* **WRITTEN TASK**
Send back all the data below, exactly as given.

##### TASK DATA

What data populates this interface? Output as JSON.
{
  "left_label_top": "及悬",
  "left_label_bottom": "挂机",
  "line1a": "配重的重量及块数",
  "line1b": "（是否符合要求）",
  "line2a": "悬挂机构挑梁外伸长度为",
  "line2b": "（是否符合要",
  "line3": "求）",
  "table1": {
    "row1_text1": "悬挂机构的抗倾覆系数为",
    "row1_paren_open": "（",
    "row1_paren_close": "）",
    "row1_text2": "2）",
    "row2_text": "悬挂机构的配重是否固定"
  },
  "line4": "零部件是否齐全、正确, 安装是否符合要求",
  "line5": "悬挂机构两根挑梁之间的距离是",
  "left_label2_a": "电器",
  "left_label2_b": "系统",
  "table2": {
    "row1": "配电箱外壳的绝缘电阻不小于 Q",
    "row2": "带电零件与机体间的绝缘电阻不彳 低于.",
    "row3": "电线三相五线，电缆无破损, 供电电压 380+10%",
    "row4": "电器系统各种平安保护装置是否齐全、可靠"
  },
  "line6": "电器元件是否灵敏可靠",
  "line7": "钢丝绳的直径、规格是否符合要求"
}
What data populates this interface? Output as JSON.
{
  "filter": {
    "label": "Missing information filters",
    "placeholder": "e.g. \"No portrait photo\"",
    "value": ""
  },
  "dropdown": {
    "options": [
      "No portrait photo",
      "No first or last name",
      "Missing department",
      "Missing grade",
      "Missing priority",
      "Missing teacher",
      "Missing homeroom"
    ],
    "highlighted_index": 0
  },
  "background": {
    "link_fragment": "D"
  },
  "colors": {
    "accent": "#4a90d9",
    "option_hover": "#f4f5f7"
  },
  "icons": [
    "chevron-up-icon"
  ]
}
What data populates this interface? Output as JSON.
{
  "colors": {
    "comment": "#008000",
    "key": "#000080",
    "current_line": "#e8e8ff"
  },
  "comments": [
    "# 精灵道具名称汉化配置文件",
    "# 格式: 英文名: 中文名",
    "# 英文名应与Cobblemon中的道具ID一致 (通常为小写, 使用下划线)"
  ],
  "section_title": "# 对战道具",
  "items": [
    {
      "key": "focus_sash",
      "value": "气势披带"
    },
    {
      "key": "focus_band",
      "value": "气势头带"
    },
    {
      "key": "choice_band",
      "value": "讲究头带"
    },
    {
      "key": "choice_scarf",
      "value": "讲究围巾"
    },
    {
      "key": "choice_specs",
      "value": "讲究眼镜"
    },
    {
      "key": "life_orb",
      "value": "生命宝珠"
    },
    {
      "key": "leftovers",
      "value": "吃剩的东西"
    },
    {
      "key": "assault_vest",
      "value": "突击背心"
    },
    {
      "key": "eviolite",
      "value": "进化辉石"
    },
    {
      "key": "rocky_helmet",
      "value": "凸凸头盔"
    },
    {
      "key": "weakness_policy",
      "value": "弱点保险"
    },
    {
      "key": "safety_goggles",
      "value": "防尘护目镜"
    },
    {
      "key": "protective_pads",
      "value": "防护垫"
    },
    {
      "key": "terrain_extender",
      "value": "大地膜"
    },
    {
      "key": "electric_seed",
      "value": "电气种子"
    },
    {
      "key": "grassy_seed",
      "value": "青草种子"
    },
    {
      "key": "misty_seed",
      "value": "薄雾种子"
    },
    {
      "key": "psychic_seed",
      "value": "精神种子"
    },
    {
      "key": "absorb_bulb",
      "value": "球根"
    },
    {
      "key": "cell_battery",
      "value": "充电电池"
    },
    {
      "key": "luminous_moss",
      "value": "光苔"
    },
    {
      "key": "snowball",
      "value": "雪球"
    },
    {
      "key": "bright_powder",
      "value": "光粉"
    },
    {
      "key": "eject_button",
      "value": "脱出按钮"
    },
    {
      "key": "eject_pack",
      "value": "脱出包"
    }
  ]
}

##########

* **PROBLEM SOLUTION**
What data populates this interface? Output as JSON.
{
  "left_label_top": "及悬",
  "left_label_bottom": "挂机",
  "line1a": "配重的重量及块数",
  "line1b": "（是否符合要求）",
  "line2a": "悬挂机构挑梁外伸长度为",
  "line2b": "（是否符合要",
  "line3": "求）",
  "table1": {
    "row1_text1": "悬挂机构的抗倾覆系数为",
    "row1_paren_open": "（",
    "row1_paren_close": "）",
    "row1_text2": "2）",
    "row2_text": "悬挂机构的配重是否固定"
  },
  "line4": "零部件是否齐全、正确, 安装是否符合要求",
  "line5": "悬挂机构两根挑梁之间的距离是",
  "left_label2_a": "电器",
  "left_label2_b": "系统",
  "table2": {
    "row1": "配电箱外壳的绝缘电阻不小于 Q",
    "row2": "带电零件与机体间的绝缘电阻不彳 低于.",
    "row3": "电线三相五线，电缆无破损, 供电电压 380+10%",
    "row4": "电器系统各种平安保护装置是否齐全、可靠"
  },
  "line6": "电器元件是否灵敏可靠",
  "line7": "钢丝绳的直径、规格是否符合要求"
}
What data populates this interface? Output as JSON.
{
  "filter": {
    "label": "Missing information filters",
    "placeholder": "e.g. \"No portrait photo\"",
    "value": ""
  },
  "dropdown": {
    "options": [
      "No portrait photo",
      "No first or last name",
      "Missing department",
      "Missing grade",
      "Missing priority",
      "Missing teacher",
      "Missing homeroom"
    ],
    "highlighted_index": 0
  },
  "background": {
    "link_fragment": "D"
  },
  "colors": {
    "accent": "#4a90d9",
    "option_hover": "#f4f5f7"
  },
  "icons": [
    "chevron-up-icon"
  ]
}
What data populates this interface? Output as JSON.
{
  "colors": {
    "comment": "#008000",
    "key": "#000080",
    "current_line": "#e8e8ff"
  },
  "comments": [
    "# 精灵道具名称汉化配置文件",
    "# 格式: 英文名: 中文名",
    "# 英文名应与Cobblemon中的道具ID一致 (通常为小写, 使用下划线)"
  ],
  "section_title": "# 对战道具",
  "items": [
    {
      "key": "focus_sash",
      "value": "气势披带"
    },
    {
      "key": "focus_band",
      "value": "气势头带"
    },
    {
      "key": "choice_band",
      "value": "讲究头带"
    },
    {
      "key": "choice_scarf",
      "value": "讲究围巾"
    },
    {
      "key": "choice_specs",
      "value": "讲究眼镜"
    },
    {
      "key": "life_orb",
      "value": "生命宝珠"
    },
    {
      "key": "leftovers",
      "value": "吃剩的东西"
    },
    {
      "key": "assault_vest",
      "value": "突击背心"
    },
    {
      "key": "eviolite",
      "value": "进化辉石"
    },
    {
      "key": "rocky_helmet",
      "value": "凸凸头盔"
    },
    {
      "key": "weakness_policy",
      "value": "弱点保险"
    },
    {
      "key": "safety_goggles",
      "value": "防尘护目镜"
    },
    {
      "key": "protective_pads",
      "value": "防护垫"
    },
    {
      "key": "terrain_extender",
      "value": "大地膜"
    },
    {
      "key": "electric_seed",
      "value": "电气种子"
    },
    {
      "key": "grassy_seed",
      "value": "青草种子"
    },
    {
      "key": "misty_seed",
      "value": "薄雾种子"
    },
    {
      "key": "psychic_seed",
      "value": "精神种子"
    },
    {
      "key": "absorb_bulb",
      "value": "球根"
    },
    {
      "key": "cell_battery",
      "value": "充电电池"
    },
    {
      "key": "luminous_moss",
      "value": "光苔"
    },
    {
      "key": "snowball",
      "value": "雪球"
    },
    {
      "key": "bright_powder",
      "value": "光粉"
    },
    {
      "key": "eject_button",
      "value": "脱出按钮"
    },
    {
      "key": "eject_pack",
      "value": "脱出包"
    }
  ]
}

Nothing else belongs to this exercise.